Problem - Each entry below must be repeated exactly, with pictures left out.

Data for this task -
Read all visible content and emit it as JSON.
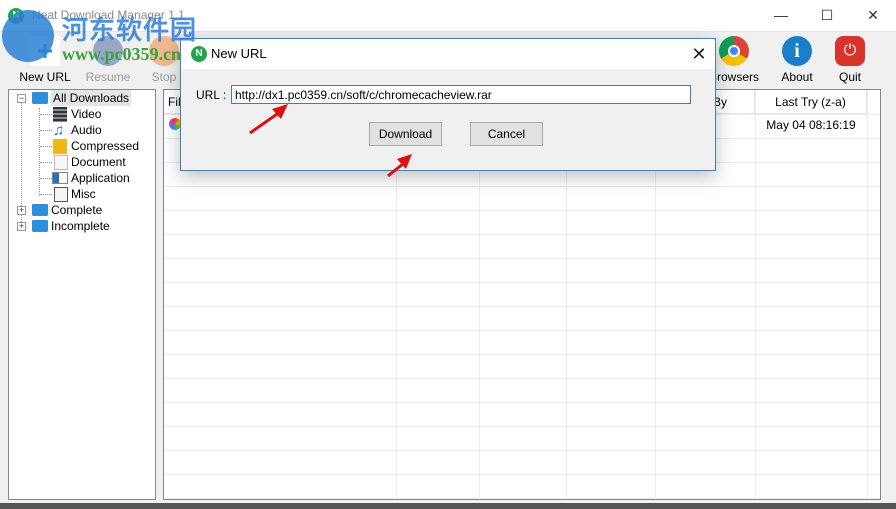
{
  "window": {
    "title": "Neat Download Manager 1.1",
    "minimize": "—",
    "maximize": "☐",
    "close": "✕"
  },
  "toolbar": [
    {
      "label": "New URL",
      "icon": "new-url-icon",
      "enabled": true
    },
    {
      "label": "Resume",
      "icon": "resume-icon",
      "enabled": false
    },
    {
      "label": "Stop",
      "icon": "stop-icon",
      "enabled": false
    },
    {
      "label": "Browsers",
      "icon": "chrome-icon",
      "enabled": true
    },
    {
      "label": "About",
      "icon": "info-icon",
      "enabled": true
    },
    {
      "label": "Quit",
      "icon": "power-icon",
      "enabled": true
    }
  ],
  "tree": {
    "all": "All Downloads",
    "children": [
      "Video",
      "Audio",
      "Compressed",
      "Document",
      "Application",
      "Misc"
    ],
    "complete": "Complete",
    "incomplete": "Incomplete"
  },
  "list": {
    "headers": {
      "file": "File",
      "by": "By",
      "last_try": "Last Try (z-a)"
    },
    "rows": [
      {
        "last_try": "May 04  08:16:19"
      }
    ]
  },
  "dialog": {
    "title": "New URL",
    "close": "✕",
    "url_label": "URL :",
    "url_value": "http://dx1.pc0359.cn/soft/c/chromecacheview.rar",
    "download": "Download",
    "cancel": "Cancel"
  },
  "watermark": {
    "text": "河东软件园",
    "url": "www.pc0359.cn"
  },
  "colors": {
    "accent": "#2f8fdc",
    "dialog_border": "#4a7eb0",
    "arrow": "#e01010"
  }
}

Answer in full -
Read all visible content and emit it as JSON.
{
  "window": {
    "title": "Neat Download Manager 1.1",
    "minimize": "—",
    "maximize": "☐",
    "close": "✕"
  },
  "toolbar": [
    {
      "label": "New URL",
      "icon": "new-url-icon",
      "enabled": true
    },
    {
      "label": "Resume",
      "icon": "resume-icon",
      "enabled": false
    },
    {
      "label": "Stop",
      "icon": "stop-icon",
      "enabled": false
    },
    {
      "label": "Browsers",
      "icon": "chrome-icon",
      "enabled": true
    },
    {
      "label": "About",
      "icon": "info-icon",
      "enabled": true
    },
    {
      "label": "Quit",
      "icon": "power-icon",
      "enabled": true
    }
  ],
  "tree": {
    "all": "All Downloads",
    "children": [
      "Video",
      "Audio",
      "Compressed",
      "Document",
      "Application",
      "Misc"
    ],
    "complete": "Complete",
    "incomplete": "Incomplete"
  },
  "list": {
    "headers": {
      "file": "File",
      "by": "By",
      "last_try": "Last Try (z-a)"
    },
    "rows": [
      {
        "last_try": "May 04  08:16:19"
      }
    ]
  },
  "dialog": {
    "title": "New URL",
    "close": "✕",
    "url_label": "URL :",
    "url_value": "http://dx1.pc0359.cn/soft/c/chromecacheview.rar",
    "download": "Download",
    "cancel": "Cancel"
  },
  "watermark": {
    "text": "河东软件园",
    "url": "www.pc0359.cn"
  },
  "colors": {
    "accent": "#2f8fdc",
    "dialog_border": "#4a7eb0",
    "arrow": "#e01010"
  }
}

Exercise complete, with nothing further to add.